-------- GIVEN DATA

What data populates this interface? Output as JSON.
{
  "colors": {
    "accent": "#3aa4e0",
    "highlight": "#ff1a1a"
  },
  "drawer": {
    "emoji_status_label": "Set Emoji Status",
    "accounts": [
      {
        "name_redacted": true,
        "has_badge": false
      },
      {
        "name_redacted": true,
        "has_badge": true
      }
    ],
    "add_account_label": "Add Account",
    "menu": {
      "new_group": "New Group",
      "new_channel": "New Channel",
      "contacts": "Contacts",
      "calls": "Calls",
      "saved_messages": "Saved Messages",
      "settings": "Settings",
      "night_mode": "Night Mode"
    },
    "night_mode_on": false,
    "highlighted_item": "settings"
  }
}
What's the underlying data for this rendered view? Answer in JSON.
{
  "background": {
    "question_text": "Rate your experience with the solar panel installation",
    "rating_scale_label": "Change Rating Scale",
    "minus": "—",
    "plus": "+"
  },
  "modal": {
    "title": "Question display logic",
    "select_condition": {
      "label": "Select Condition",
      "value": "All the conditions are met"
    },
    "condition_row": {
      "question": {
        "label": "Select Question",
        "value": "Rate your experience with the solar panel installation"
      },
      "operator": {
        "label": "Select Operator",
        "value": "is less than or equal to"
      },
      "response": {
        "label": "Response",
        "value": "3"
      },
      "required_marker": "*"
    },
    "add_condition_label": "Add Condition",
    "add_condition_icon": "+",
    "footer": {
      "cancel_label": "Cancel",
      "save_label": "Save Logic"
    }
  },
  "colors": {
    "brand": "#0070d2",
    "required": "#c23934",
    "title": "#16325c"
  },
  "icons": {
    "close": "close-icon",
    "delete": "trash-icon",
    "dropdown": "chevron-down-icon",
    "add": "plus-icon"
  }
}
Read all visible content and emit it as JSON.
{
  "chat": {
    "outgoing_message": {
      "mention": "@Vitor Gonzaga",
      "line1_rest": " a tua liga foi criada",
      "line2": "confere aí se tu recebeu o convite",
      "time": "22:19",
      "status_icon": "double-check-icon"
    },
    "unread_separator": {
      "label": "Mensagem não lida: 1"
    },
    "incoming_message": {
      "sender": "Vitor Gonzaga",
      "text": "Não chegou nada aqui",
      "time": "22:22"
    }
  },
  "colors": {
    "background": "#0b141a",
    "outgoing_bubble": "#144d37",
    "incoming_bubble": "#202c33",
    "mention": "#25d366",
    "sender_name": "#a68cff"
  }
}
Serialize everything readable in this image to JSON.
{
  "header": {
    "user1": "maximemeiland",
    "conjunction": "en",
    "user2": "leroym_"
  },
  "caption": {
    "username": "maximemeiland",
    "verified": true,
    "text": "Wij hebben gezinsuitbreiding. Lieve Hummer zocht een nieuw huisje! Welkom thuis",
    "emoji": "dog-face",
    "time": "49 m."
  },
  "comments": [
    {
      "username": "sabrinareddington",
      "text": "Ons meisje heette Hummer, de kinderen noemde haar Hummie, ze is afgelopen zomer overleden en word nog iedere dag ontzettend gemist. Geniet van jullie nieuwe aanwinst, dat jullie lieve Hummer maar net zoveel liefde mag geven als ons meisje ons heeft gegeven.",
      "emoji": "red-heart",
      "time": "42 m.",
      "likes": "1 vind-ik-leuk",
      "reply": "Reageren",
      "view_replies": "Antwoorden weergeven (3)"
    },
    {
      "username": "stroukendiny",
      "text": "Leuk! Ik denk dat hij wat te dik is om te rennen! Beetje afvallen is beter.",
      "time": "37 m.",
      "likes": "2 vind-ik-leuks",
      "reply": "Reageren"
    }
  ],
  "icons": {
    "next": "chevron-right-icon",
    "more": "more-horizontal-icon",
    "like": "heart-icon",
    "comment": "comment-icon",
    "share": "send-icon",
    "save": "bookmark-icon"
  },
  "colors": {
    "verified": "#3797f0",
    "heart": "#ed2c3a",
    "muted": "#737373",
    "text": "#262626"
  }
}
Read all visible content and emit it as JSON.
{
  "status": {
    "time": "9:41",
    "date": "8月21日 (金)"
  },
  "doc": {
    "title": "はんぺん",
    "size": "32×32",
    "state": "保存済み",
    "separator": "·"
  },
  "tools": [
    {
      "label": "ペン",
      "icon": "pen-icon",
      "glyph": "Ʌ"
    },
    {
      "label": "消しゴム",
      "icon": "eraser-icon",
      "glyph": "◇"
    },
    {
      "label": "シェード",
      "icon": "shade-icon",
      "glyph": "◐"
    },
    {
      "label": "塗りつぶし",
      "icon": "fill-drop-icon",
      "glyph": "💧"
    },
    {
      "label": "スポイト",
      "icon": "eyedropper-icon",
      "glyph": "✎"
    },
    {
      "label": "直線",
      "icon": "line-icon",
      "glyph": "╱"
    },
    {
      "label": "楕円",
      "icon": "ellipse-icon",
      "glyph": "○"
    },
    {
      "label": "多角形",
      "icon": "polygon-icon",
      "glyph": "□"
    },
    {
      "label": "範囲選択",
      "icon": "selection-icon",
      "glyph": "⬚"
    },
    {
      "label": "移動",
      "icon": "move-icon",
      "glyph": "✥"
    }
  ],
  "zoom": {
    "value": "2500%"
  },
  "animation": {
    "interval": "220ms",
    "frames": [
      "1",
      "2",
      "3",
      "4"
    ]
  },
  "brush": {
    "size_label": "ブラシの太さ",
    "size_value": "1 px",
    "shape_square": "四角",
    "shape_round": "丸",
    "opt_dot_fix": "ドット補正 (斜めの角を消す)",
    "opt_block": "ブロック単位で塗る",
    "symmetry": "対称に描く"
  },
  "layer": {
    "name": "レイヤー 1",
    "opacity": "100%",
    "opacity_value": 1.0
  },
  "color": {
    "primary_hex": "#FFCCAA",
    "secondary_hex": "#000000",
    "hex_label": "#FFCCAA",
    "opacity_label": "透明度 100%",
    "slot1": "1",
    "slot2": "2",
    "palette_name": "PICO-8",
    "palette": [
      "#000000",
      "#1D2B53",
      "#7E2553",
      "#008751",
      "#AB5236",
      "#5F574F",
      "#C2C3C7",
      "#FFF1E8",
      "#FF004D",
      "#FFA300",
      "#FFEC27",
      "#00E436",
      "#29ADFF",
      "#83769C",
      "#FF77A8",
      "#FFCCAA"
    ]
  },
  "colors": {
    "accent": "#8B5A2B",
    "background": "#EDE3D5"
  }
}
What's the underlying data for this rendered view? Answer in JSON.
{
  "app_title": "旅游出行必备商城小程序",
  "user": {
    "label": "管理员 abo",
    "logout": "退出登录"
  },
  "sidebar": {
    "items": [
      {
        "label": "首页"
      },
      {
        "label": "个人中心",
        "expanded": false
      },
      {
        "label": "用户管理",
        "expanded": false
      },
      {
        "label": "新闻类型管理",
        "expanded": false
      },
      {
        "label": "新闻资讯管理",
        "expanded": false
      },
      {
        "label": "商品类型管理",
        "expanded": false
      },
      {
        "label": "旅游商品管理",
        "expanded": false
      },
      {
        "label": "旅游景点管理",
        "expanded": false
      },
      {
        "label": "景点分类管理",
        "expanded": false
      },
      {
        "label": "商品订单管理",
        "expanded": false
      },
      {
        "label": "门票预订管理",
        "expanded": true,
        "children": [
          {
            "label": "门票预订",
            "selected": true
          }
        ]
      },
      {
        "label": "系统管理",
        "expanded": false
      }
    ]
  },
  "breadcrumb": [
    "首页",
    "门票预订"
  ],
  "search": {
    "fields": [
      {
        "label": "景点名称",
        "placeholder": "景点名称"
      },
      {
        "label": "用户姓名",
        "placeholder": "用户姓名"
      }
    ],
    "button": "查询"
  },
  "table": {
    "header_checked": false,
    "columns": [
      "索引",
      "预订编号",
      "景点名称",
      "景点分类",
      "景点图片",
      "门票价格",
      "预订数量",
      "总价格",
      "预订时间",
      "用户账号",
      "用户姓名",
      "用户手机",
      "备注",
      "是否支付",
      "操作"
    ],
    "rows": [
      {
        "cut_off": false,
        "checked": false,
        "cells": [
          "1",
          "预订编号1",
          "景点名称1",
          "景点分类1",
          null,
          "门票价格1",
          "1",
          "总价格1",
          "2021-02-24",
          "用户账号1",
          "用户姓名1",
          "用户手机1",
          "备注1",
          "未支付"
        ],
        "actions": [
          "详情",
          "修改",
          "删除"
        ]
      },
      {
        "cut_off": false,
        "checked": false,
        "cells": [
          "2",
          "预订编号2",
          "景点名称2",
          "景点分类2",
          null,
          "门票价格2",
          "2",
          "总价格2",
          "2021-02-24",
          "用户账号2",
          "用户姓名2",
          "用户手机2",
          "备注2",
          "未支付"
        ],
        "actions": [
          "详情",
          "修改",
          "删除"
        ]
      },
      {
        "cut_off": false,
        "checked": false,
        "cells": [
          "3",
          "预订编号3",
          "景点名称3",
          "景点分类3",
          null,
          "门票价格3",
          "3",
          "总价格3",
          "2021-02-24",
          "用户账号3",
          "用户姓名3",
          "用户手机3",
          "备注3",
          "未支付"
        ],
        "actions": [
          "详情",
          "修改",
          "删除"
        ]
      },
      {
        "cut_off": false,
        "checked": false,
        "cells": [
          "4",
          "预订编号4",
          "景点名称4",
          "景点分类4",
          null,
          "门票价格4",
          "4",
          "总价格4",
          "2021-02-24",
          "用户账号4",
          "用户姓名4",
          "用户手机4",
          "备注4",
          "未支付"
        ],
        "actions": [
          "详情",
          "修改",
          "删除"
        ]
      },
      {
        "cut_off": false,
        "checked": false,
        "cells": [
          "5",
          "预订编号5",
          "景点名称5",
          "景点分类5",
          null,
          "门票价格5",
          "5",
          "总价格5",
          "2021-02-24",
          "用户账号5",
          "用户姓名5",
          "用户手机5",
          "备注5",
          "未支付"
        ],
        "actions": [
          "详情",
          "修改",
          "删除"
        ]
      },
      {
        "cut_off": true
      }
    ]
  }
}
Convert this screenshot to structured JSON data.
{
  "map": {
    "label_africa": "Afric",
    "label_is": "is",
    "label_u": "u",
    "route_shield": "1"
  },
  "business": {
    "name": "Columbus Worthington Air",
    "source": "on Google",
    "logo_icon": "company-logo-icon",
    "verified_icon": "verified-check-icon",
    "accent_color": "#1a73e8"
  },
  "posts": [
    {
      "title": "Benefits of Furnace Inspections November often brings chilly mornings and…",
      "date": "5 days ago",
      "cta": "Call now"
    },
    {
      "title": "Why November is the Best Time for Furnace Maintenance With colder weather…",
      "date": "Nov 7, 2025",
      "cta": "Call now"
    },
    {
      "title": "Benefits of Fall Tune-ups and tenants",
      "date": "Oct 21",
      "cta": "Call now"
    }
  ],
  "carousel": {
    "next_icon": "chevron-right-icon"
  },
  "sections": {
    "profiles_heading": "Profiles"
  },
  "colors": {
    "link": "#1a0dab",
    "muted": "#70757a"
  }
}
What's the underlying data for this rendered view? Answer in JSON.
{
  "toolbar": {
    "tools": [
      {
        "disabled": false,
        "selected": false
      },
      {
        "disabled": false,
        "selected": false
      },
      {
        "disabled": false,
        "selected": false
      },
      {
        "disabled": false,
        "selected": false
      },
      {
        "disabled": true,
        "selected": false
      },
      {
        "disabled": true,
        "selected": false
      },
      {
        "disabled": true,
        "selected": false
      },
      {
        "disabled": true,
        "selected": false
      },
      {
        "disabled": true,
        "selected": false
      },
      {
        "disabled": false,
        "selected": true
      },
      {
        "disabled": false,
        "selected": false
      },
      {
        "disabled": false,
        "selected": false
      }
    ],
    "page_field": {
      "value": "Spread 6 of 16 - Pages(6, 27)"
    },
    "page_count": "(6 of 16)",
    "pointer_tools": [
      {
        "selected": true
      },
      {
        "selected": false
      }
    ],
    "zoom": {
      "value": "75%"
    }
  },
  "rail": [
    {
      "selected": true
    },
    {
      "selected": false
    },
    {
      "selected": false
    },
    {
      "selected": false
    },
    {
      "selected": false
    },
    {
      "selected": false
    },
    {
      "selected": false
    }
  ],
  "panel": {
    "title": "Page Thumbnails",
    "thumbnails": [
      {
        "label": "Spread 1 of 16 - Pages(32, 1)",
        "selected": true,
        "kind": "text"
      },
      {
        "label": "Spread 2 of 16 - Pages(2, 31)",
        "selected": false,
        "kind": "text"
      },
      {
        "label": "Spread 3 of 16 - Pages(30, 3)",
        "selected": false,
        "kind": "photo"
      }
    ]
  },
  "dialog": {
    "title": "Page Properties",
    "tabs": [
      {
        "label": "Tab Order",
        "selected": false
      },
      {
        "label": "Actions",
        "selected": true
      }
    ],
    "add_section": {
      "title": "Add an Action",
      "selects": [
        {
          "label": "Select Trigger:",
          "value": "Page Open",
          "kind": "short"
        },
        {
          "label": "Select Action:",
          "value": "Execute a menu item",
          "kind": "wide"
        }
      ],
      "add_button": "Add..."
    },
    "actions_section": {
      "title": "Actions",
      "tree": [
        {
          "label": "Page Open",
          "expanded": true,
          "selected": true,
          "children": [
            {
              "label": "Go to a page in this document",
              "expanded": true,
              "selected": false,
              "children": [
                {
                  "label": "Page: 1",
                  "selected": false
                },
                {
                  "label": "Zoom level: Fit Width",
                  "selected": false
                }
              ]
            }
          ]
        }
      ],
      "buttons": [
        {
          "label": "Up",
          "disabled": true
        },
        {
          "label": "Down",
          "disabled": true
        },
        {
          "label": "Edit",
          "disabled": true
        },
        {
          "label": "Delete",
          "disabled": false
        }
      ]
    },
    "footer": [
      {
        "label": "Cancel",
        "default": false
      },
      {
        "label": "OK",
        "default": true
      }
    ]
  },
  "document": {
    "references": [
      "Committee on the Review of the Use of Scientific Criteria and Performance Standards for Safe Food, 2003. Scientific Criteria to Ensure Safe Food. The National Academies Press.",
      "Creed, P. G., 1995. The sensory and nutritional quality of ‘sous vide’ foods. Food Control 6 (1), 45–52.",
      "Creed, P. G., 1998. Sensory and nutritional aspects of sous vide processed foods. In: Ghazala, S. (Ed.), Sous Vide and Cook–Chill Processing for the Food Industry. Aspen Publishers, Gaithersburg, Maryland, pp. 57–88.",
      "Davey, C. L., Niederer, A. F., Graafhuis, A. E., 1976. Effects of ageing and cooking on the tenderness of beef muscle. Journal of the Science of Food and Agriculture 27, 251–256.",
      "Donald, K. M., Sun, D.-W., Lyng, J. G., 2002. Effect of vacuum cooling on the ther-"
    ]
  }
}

----------------

• TASK TO COMPLETE:
Report the number of lines holding the string "vide", without any other words.

• THE COMPLETED TASK:
2